• **Data supplied**
==*==

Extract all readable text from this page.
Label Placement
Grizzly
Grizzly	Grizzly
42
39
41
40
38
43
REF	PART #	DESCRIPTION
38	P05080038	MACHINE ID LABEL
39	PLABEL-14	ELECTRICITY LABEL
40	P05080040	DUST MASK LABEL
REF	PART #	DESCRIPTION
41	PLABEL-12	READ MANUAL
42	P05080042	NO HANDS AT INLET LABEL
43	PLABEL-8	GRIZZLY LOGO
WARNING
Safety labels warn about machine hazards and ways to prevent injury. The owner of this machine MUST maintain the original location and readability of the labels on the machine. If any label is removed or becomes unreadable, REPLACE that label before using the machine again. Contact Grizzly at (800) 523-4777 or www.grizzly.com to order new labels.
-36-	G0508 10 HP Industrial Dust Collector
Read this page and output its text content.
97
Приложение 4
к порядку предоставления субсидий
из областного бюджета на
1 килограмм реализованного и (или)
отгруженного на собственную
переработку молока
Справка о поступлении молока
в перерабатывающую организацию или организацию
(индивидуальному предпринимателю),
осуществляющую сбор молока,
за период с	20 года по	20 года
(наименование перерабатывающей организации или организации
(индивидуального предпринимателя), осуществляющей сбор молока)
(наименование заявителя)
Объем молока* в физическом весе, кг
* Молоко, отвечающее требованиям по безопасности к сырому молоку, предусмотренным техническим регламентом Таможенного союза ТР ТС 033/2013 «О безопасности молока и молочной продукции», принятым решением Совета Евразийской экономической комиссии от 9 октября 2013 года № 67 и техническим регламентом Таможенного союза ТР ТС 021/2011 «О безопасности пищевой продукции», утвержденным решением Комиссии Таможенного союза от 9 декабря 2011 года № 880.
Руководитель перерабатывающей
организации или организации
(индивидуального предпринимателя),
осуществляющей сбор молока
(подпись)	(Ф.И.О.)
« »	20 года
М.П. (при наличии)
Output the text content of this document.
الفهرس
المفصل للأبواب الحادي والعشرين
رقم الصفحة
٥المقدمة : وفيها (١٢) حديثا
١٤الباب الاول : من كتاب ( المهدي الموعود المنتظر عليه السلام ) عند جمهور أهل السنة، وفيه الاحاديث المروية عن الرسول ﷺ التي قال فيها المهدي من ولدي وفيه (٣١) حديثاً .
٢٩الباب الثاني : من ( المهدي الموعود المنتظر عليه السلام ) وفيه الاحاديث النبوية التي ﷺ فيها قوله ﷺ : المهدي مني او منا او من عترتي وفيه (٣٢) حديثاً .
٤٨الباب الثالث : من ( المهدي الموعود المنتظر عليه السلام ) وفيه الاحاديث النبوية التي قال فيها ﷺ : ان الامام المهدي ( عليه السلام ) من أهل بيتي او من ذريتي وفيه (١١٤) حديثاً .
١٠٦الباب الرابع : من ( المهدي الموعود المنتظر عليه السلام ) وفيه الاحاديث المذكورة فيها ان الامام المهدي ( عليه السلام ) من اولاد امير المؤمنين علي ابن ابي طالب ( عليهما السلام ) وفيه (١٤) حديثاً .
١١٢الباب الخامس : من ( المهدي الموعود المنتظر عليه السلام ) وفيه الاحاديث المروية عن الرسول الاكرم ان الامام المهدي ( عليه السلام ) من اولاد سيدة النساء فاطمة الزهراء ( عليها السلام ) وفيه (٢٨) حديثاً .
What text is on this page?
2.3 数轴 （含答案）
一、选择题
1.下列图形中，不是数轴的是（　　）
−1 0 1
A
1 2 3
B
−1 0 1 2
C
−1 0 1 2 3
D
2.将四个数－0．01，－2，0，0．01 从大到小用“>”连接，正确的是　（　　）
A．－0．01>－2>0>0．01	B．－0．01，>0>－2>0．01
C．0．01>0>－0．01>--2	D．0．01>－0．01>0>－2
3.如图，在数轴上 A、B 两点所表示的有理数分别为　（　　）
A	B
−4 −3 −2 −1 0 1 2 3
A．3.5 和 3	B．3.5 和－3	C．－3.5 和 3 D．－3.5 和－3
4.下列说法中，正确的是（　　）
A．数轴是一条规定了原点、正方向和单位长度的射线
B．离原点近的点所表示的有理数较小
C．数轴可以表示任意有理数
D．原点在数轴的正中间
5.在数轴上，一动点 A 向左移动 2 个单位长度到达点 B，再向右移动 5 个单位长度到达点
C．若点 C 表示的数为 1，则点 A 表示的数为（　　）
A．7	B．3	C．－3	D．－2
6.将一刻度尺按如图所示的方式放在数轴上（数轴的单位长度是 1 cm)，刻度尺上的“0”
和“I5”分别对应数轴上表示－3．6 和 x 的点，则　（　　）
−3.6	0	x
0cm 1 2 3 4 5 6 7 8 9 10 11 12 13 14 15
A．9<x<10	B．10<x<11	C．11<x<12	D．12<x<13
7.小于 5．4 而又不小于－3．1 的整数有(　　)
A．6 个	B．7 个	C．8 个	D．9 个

==*==

• **Your goal**
Output the records above in their entirety, exactly.

• **Output for this exercise**
Extract all readable text from this page.
Label Placement
Grizzly
Grizzly	Grizzly
42
39
41
40
38
43
REF	PART #	DESCRIPTION
38	P05080038	MACHINE ID LABEL
39	PLABEL-14	ELECTRICITY LABEL
40	P05080040	DUST MASK LABEL
REF	PART #	DESCRIPTION
41	PLABEL-12	READ MANUAL
42	P05080042	NO HANDS AT INLET LABEL
43	PLABEL-8	GRIZZLY LOGO
WARNING
Safety labels warn about machine hazards and ways to prevent injury. The owner of this machine MUST maintain the original location and readability of the labels on the machine. If any label is removed or becomes unreadable, REPLACE that label before using the machine again. Contact Grizzly at (800) 523-4777 or www.grizzly.com to order new labels.
-36-	G0508 10 HP Industrial Dust Collector
Read this page and output its text content.
97
Приложение 4
к порядку предоставления субсидий
из областного бюджета на
1 килограмм реализованного и (или)
отгруженного на собственную
переработку молока
Справка о поступлении молока
в перерабатывающую организацию или организацию
(индивидуальному предпринимателю),
осуществляющую сбор молока,
за период с	20 года по	20 года
(наименование перерабатывающей организации или организации
(индивидуального предпринимателя), осуществляющей сбор молока)
(наименование заявителя)
Объем молока* в физическом весе, кг
* Молоко, отвечающее требованиям по безопасности к сырому молоку, предусмотренным техническим регламентом Таможенного союза ТР ТС 033/2013 «О безопасности молока и молочной продукции», принятым решением Совета Евразийской экономической комиссии от 9 октября 2013 года № 67 и техническим регламентом Таможенного союза ТР ТС 021/2011 «О безопасности пищевой продукции», утвержденным решением Комиссии Таможенного союза от 9 декабря 2011 года № 880.
Руководитель перерабатывающей
организации или организации
(индивидуального предпринимателя),
осуществляющей сбор молока
(подпись)	(Ф.И.О.)
« »	20 года
М.П. (при наличии)
Output the text content of this document.
الفهرس
المفصل للأبواب الحادي والعشرين
رقم الصفحة
٥المقدمة : وفيها (١٢) حديثا
١٤الباب الاول : من كتاب ( المهدي الموعود المنتظر عليه السلام ) عند جمهور أهل السنة، وفيه الاحاديث المروية عن الرسول ﷺ التي قال فيها المهدي من ولدي وفيه (٣١) حديثاً .
٢٩الباب الثاني : من ( المهدي الموعود المنتظر عليه السلام ) وفيه الاحاديث النبوية التي ﷺ فيها قوله ﷺ : المهدي مني او منا او من عترتي وفيه (٣٢) حديثاً .
٤٨الباب الثالث : من ( المهدي الموعود المنتظر عليه السلام ) وفيه الاحاديث النبوية التي قال فيها ﷺ : ان الامام المهدي ( عليه السلام ) من أهل بيتي او من ذريتي وفيه (١١٤) حديثاً .
١٠٦الباب الرابع : من ( المهدي الموعود المنتظر عليه السلام ) وفيه الاحاديث المذكورة فيها ان الامام المهدي ( عليه السلام ) من اولاد امير المؤمنين علي ابن ابي طالب ( عليهما السلام ) وفيه (١٤) حديثاً .
١١٢الباب الخامس : من ( المهدي الموعود المنتظر عليه السلام ) وفيه الاحاديث المروية عن الرسول الاكرم ان الامام المهدي ( عليه السلام ) من اولاد سيدة النساء فاطمة الزهراء ( عليها السلام ) وفيه (٢٨) حديثاً .
What text is on this page?
2.3 数轴 （含答案）
一、选择题
1.下列图形中，不是数轴的是（　　）
−1 0 1
A
1 2 3
B
−1 0 1 2
C
−1 0 1 2 3
D
2.将四个数－0．01，－2，0，0．01 从大到小用“>”连接，正确的是　（　　）
A．－0．01>－2>0>0．01	B．－0．01，>0>－2>0．01
C．0．01>0>－0．01>--2	D．0．01>－0．01>0>－2
3.如图，在数轴上 A、B 两点所表示的有理数分别为　（　　）
A	B
−4 −3 −2 −1 0 1 2 3
A．3.5 和 3	B．3.5 和－3	C．－3.5 和 3 D．－3.5 和－3
4.下列说法中，正确的是（　　）
A．数轴是一条规定了原点、正方向和单位长度的射线
B．离原点近的点所表示的有理数较小
C．数轴可以表示任意有理数
D．原点在数轴的正中间
5.在数轴上，一动点 A 向左移动 2 个单位长度到达点 B，再向右移动 5 个单位长度到达点
C．若点 C 表示的数为 1，则点 A 表示的数为（　　）
A．7	B．3	C．－3	D．－2
6.将一刻度尺按如图所示的方式放在数轴上（数轴的单位长度是 1 cm)，刻度尺上的“0”
和“I5”分别对应数轴上表示－3．6 和 x 的点，则　（　　）
−3.6	0	x
0cm 1 2 3 4 5 6 7 8 9 10 11 12 13 14 15
A．9<x<10	B．10<x<11	C．11<x<12	D．12<x<13
7.小于 5．4 而又不小于－3．1 的整数有(　　)
A．6 个	B．7 个	C．8 个	D．9 个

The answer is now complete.